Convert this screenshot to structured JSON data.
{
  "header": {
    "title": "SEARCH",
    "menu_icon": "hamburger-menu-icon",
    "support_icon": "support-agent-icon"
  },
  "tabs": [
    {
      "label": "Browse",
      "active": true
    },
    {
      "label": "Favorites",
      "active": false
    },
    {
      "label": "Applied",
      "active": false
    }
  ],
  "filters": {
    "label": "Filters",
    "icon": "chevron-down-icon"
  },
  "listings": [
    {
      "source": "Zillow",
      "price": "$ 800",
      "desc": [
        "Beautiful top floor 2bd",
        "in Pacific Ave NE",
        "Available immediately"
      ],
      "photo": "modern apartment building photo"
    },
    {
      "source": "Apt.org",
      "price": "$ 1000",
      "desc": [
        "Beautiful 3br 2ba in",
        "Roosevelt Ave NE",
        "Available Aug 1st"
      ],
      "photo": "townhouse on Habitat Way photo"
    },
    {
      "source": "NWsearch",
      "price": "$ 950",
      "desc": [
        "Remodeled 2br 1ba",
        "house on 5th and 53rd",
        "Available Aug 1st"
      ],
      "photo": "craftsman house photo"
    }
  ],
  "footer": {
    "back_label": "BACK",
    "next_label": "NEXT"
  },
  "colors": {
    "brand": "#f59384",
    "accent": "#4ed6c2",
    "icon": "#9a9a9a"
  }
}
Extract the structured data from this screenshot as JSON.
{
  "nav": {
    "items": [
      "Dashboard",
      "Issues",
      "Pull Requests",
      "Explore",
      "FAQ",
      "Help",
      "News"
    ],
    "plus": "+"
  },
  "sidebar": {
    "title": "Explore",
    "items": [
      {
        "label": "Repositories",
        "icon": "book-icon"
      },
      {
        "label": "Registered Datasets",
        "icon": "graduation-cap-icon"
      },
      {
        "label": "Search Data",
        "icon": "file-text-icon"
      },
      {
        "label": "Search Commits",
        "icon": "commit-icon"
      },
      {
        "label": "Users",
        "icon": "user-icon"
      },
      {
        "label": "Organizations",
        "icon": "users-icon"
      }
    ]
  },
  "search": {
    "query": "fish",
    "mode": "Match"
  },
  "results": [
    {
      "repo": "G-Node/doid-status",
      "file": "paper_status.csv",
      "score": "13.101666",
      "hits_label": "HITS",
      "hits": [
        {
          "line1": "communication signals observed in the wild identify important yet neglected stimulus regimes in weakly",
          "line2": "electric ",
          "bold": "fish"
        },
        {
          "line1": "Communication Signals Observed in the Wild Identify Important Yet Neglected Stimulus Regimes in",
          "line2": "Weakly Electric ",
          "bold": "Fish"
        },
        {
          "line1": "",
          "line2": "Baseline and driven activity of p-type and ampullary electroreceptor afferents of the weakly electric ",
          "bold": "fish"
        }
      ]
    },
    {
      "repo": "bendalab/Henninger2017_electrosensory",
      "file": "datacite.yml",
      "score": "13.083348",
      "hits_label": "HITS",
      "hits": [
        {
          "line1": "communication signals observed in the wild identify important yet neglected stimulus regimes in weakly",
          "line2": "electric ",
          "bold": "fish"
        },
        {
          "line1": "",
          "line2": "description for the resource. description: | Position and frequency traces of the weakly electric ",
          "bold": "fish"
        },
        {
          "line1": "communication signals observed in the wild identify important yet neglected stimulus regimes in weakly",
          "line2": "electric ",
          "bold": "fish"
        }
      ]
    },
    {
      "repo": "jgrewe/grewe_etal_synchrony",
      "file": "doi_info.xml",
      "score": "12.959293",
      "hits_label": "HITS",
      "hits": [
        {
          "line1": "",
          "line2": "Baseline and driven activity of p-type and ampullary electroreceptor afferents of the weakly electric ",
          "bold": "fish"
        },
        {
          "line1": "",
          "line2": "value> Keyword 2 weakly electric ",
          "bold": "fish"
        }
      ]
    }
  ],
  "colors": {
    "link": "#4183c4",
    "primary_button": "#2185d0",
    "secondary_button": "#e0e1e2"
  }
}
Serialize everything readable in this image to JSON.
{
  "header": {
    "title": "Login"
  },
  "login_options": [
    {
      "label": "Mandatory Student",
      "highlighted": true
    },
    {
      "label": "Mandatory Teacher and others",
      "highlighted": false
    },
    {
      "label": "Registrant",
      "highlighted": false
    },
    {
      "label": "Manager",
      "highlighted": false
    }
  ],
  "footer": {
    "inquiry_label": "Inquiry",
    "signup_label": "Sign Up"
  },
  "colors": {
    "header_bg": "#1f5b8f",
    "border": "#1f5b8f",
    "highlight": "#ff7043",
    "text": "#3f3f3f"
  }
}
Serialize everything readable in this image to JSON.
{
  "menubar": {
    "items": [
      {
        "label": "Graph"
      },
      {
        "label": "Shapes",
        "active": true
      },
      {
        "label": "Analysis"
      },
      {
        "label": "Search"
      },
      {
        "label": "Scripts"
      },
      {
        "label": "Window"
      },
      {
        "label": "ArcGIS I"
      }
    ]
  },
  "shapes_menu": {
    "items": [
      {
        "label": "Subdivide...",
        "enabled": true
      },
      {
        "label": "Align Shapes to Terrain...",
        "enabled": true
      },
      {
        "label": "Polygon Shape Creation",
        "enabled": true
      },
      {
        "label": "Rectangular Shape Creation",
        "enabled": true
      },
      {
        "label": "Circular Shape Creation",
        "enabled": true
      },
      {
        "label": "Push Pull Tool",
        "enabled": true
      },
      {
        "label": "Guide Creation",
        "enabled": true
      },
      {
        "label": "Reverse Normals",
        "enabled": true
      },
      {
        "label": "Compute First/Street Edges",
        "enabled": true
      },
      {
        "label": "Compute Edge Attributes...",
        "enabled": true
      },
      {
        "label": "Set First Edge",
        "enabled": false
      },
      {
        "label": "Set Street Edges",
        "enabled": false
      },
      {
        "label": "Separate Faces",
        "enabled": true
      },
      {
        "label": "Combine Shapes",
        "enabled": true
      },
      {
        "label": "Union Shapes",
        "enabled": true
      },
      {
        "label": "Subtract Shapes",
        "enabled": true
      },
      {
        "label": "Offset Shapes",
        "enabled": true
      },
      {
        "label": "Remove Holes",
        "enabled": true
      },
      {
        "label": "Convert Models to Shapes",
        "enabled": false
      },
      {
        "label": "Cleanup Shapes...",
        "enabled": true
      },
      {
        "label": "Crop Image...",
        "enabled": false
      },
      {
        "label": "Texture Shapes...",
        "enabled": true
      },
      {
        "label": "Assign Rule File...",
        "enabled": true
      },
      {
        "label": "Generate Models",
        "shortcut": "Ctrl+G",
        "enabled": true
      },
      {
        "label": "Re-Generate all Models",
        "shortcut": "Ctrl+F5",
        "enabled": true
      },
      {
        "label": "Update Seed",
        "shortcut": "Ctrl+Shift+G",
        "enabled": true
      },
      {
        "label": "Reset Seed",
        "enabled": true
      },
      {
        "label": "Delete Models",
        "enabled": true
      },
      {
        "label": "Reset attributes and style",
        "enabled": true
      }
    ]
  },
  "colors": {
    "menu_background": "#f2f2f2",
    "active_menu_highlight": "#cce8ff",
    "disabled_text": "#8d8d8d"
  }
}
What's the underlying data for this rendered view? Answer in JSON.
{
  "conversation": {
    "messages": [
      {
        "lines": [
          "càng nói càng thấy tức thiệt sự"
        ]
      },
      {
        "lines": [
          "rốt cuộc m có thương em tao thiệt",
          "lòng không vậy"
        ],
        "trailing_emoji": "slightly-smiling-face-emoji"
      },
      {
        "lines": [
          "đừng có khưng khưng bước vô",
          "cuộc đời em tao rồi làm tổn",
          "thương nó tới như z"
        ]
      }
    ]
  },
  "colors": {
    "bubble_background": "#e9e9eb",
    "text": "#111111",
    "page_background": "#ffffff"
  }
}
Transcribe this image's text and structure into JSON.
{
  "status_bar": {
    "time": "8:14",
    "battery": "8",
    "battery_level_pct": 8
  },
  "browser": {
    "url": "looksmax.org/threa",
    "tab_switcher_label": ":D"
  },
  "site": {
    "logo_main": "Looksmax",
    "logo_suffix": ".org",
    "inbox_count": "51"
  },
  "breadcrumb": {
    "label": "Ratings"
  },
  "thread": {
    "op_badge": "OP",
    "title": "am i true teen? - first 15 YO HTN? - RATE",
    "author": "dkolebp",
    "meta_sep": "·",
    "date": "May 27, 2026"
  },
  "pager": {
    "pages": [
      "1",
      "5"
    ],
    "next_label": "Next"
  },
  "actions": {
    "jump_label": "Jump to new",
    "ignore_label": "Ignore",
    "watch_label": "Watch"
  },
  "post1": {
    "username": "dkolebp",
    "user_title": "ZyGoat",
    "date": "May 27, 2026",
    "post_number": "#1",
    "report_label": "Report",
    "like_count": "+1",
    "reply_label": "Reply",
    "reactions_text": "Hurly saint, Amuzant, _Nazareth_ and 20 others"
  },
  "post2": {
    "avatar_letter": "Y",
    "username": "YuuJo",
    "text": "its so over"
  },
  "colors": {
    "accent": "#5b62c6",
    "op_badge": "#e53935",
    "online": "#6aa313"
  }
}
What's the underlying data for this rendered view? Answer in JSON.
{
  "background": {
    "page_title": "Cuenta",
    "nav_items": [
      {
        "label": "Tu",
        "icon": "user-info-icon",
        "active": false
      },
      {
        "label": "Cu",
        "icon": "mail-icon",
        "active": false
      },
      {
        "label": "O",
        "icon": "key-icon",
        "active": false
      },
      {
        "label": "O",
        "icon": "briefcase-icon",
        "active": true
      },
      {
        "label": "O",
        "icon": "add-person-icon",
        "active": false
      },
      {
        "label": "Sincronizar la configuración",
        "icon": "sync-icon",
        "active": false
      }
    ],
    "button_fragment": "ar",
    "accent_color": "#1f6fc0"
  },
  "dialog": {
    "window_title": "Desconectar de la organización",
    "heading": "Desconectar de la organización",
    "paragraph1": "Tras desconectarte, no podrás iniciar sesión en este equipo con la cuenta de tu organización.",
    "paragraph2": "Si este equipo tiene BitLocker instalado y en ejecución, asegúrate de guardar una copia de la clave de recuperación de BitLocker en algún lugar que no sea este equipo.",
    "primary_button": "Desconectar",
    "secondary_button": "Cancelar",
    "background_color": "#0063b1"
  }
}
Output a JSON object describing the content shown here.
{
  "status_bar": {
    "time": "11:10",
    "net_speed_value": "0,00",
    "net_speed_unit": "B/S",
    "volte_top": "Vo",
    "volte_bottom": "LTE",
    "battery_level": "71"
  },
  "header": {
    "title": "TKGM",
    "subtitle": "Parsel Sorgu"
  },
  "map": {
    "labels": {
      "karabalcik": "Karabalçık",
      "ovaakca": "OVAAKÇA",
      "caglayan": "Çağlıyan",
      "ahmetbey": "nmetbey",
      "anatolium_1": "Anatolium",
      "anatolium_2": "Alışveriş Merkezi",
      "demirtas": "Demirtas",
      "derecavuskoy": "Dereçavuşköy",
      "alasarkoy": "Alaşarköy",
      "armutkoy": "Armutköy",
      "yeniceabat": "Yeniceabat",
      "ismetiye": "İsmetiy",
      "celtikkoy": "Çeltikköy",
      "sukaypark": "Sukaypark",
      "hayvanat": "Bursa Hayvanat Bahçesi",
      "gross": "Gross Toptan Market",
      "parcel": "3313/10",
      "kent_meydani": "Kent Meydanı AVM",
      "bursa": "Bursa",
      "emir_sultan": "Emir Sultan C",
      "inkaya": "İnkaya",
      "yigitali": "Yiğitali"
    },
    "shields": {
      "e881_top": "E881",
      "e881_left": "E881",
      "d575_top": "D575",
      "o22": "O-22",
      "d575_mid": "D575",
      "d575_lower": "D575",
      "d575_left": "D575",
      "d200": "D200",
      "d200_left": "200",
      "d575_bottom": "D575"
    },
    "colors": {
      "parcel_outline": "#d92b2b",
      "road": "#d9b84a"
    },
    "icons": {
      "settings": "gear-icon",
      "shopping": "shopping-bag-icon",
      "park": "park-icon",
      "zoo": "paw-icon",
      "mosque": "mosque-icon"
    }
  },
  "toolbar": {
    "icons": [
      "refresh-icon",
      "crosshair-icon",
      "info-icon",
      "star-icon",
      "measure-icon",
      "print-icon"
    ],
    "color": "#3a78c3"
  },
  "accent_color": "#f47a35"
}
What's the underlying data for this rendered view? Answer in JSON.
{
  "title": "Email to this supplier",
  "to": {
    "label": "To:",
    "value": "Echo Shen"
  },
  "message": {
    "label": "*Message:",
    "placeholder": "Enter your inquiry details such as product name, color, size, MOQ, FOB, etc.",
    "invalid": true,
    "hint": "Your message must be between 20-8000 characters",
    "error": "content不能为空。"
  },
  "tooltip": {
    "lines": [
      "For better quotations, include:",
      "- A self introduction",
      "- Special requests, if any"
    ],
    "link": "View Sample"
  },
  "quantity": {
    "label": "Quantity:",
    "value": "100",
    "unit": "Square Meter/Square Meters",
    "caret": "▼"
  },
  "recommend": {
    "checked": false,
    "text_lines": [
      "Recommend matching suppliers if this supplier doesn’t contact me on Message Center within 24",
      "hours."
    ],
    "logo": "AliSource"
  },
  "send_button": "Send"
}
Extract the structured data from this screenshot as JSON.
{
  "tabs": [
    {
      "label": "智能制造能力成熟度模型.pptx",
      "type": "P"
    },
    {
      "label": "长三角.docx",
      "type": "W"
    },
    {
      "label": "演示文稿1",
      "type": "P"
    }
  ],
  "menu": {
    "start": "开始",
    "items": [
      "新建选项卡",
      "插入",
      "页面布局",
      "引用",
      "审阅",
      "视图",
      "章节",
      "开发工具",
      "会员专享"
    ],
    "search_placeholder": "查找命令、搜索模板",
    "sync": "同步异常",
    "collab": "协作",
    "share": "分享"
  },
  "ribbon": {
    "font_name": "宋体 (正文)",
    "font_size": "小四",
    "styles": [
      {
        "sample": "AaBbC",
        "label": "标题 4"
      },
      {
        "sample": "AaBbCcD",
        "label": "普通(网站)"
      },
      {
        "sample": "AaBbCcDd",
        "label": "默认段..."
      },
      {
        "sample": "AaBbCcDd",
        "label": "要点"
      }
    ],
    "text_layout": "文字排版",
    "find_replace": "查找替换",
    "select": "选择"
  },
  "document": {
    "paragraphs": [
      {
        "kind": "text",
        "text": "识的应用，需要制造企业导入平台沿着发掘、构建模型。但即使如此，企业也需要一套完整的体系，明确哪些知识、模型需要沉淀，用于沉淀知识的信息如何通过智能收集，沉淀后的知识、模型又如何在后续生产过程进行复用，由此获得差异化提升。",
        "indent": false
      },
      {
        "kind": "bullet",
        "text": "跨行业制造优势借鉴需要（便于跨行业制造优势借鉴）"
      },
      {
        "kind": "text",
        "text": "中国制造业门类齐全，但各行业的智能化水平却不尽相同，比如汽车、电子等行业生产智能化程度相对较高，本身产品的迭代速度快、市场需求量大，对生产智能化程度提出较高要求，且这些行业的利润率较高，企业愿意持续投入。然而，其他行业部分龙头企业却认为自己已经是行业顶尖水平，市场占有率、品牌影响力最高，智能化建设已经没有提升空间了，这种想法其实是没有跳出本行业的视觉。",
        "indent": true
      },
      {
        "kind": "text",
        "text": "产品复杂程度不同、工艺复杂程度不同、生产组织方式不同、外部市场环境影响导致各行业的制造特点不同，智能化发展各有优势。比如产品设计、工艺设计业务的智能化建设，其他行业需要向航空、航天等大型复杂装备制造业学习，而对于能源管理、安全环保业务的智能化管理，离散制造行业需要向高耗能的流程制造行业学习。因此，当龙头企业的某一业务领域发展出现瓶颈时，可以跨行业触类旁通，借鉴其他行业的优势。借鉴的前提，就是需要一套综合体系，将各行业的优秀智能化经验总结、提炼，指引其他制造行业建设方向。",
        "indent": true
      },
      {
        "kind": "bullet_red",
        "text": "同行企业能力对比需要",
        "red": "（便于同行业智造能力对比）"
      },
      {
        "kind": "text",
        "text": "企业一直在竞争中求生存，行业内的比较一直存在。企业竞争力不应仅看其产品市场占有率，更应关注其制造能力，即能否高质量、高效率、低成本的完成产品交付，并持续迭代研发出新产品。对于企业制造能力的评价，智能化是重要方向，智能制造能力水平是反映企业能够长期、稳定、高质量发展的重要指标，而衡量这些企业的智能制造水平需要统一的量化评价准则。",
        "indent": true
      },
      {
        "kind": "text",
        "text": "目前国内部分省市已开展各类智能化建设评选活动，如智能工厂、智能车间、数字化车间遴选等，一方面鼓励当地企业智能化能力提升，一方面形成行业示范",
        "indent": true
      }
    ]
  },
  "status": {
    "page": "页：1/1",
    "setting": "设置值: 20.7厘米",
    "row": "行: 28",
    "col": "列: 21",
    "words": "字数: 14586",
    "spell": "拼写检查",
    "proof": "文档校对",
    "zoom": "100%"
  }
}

┄┄┄┄┄┄┄┄┄┄

**WHAT TO DO**:
Copy all lines above containing the string "Creation".

**OUTPUT OF THE TASK**:
        "label": "Polygon Shape Creation",
        "label": "Rectangular Shape Creation",
        "label": "Circular Shape Creation",
        "label": "Guide Creation",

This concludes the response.